Take all the material and copy it exactly.

----- Task inputs -----

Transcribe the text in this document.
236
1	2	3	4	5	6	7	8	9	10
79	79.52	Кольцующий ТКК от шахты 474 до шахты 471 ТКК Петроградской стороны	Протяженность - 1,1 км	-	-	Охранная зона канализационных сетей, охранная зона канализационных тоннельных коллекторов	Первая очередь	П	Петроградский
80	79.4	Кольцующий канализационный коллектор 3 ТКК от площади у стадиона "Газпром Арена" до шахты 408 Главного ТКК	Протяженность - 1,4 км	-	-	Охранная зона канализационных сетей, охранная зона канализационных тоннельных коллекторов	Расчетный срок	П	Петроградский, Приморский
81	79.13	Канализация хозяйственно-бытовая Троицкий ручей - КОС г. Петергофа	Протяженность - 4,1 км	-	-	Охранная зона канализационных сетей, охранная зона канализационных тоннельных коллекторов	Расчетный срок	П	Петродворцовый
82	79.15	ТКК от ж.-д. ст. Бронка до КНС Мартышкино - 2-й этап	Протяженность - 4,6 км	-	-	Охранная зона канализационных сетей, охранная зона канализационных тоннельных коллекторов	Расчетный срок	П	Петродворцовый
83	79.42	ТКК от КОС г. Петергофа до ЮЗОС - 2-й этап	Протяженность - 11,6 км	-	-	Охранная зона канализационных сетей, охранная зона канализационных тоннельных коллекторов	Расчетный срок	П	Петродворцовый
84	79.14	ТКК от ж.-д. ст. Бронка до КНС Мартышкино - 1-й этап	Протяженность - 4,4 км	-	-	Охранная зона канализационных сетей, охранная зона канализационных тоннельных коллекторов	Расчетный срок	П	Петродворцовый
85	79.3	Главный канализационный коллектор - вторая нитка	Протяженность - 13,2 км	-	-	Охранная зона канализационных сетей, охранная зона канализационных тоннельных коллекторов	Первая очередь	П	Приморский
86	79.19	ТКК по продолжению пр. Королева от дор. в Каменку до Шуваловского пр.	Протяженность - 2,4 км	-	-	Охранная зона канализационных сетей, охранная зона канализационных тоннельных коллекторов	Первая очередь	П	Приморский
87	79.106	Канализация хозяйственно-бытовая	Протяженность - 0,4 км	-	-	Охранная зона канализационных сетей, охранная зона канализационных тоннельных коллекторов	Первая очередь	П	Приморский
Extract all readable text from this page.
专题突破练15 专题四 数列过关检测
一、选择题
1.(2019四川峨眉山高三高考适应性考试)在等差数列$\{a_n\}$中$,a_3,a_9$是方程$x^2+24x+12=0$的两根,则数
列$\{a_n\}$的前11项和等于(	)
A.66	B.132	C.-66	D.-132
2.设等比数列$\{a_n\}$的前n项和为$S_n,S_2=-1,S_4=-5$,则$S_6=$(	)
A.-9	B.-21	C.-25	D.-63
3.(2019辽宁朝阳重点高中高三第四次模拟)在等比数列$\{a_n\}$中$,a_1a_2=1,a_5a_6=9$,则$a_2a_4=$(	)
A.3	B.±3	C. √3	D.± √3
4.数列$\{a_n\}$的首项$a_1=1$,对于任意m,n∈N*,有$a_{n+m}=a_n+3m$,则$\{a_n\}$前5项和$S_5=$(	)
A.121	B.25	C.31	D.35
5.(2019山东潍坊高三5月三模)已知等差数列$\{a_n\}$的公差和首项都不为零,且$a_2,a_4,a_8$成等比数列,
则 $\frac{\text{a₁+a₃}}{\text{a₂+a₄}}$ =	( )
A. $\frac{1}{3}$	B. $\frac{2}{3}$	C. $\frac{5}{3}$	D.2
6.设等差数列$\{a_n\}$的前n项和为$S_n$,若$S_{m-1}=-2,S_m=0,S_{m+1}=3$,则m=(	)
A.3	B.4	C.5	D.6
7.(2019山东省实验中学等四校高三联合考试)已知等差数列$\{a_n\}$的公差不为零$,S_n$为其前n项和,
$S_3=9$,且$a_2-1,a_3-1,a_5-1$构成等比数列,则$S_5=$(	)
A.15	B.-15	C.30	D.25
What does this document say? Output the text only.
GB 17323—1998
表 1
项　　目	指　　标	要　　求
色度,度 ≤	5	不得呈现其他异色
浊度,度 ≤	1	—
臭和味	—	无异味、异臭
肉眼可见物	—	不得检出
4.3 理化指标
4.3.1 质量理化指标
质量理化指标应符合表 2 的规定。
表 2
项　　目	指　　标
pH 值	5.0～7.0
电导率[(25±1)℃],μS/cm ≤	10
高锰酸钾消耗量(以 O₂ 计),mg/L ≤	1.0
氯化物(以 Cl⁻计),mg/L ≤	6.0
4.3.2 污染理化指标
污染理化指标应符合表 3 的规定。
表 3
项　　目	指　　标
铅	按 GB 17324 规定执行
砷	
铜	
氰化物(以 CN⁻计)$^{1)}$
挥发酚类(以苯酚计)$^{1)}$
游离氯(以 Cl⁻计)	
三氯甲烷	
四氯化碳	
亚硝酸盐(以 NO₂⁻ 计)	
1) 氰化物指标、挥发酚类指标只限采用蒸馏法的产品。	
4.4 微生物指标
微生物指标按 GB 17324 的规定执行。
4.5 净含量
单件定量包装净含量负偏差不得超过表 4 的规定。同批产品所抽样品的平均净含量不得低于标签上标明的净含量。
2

-----

Completed task —
Transcribe the text in this document.
236
1	2	3	4	5	6	7	8	9	10
79	79.52	Кольцующий ТКК от шахты 474 до шахты 471 ТКК Петроградской стороны	Протяженность - 1,1 км	-	-	Охранная зона канализационных сетей, охранная зона канализационных тоннельных коллекторов	Первая очередь	П	Петроградский
80	79.4	Кольцующий канализационный коллектор 3 ТКК от площади у стадиона "Газпром Арена" до шахты 408 Главного ТКК	Протяженность - 1,4 км	-	-	Охранная зона канализационных сетей, охранная зона канализационных тоннельных коллекторов	Расчетный срок	П	Петроградский, Приморский
81	79.13	Канализация хозяйственно-бытовая Троицкий ручей - КОС г. Петергофа	Протяженность - 4,1 км	-	-	Охранная зона канализационных сетей, охранная зона канализационных тоннельных коллекторов	Расчетный срок	П	Петродворцовый
82	79.15	ТКК от ж.-д. ст. Бронка до КНС Мартышкино - 2-й этап	Протяженность - 4,6 км	-	-	Охранная зона канализационных сетей, охранная зона канализационных тоннельных коллекторов	Расчетный срок	П	Петродворцовый
83	79.42	ТКК от КОС г. Петергофа до ЮЗОС - 2-й этап	Протяженность - 11,6 км	-	-	Охранная зона канализационных сетей, охранная зона канализационных тоннельных коллекторов	Расчетный срок	П	Петродворцовый
84	79.14	ТКК от ж.-д. ст. Бронка до КНС Мартышкино - 1-й этап	Протяженность - 4,4 км	-	-	Охранная зона канализационных сетей, охранная зона канализационных тоннельных коллекторов	Расчетный срок	П	Петродворцовый
85	79.3	Главный канализационный коллектор - вторая нитка	Протяженность - 13,2 км	-	-	Охранная зона канализационных сетей, охранная зона канализационных тоннельных коллекторов	Первая очередь	П	Приморский
86	79.19	ТКК по продолжению пр. Королева от дор. в Каменку до Шуваловского пр.	Протяженность - 2,4 км	-	-	Охранная зона канализационных сетей, охранная зона канализационных тоннельных коллекторов	Первая очередь	П	Приморский
87	79.106	Канализация хозяйственно-бытовая	Протяженность - 0,4 км	-	-	Охранная зона канализационных сетей, охранная зона канализационных тоннельных коллекторов	Первая очередь	П	Приморский
Extract all readable text from this page.
专题突破练15 专题四 数列过关检测
一、选择题
1.(2019四川峨眉山高三高考适应性考试)在等差数列$\{a_n\}$中$,a_3,a_9$是方程$x^2+24x+12=0$的两根,则数
列$\{a_n\}$的前11项和等于(	)
A.66	B.132	C.-66	D.-132
2.设等比数列$\{a_n\}$的前n项和为$S_n,S_2=-1,S_4=-5$,则$S_6=$(	)
A.-9	B.-21	C.-25	D.-63
3.(2019辽宁朝阳重点高中高三第四次模拟)在等比数列$\{a_n\}$中$,a_1a_2=1,a_5a_6=9$,则$a_2a_4=$(	)
A.3	B.±3	C. √3	D.± √3
4.数列$\{a_n\}$的首项$a_1=1$,对于任意m,n∈N*,有$a_{n+m}=a_n+3m$,则$\{a_n\}$前5项和$S_5=$(	)
A.121	B.25	C.31	D.35
5.(2019山东潍坊高三5月三模)已知等差数列$\{a_n\}$的公差和首项都不为零,且$a_2,a_4,a_8$成等比数列,
则 $\frac{\text{a₁+a₃}}{\text{a₂+a₄}}$ =	( )
A. $\frac{1}{3}$	B. $\frac{2}{3}$	C. $\frac{5}{3}$	D.2
6.设等差数列$\{a_n\}$的前n项和为$S_n$,若$S_{m-1}=-2,S_m=0,S_{m+1}=3$,则m=(	)
A.3	B.4	C.5	D.6
7.(2019山东省实验中学等四校高三联合考试)已知等差数列$\{a_n\}$的公差不为零$,S_n$为其前n项和,
$S_3=9$,且$a_2-1,a_3-1,a_5-1$构成等比数列,则$S_5=$(	)
A.15	B.-15	C.30	D.25
What does this document say? Output the text only.
GB 17323—1998
表 1
项　　目	指　　标	要　　求
色度,度 ≤	5	不得呈现其他异色
浊度,度 ≤	1	—
臭和味	—	无异味、异臭
肉眼可见物	—	不得检出
4.3 理化指标
4.3.1 质量理化指标
质量理化指标应符合表 2 的规定。
表 2
项　　目	指　　标
pH 值	5.0～7.0
电导率[(25±1)℃],μS/cm ≤	10
高锰酸钾消耗量(以 O₂ 计),mg/L ≤	1.0
氯化物(以 Cl⁻计),mg/L ≤	6.0
4.3.2 污染理化指标
污染理化指标应符合表 3 的规定。
表 3
项　　目	指　　标
铅	按 GB 17324 规定执行
砷	
铜	
氰化物(以 CN⁻计)$^{1)}$
挥发酚类(以苯酚计)$^{1)}$
游离氯(以 Cl⁻计)	
三氯甲烷	
四氯化碳	
亚硝酸盐(以 NO₂⁻ 计)	
1) 氰化物指标、挥发酚类指标只限采用蒸馏法的产品。	
4.4 微生物指标
微生物指标按 GB 17324 的规定执行。
4.5 净含量
单件定量包装净含量负偏差不得超过表 4 的规定。同批产品所抽样品的平均净含量不得低于标签上标明的净含量。
2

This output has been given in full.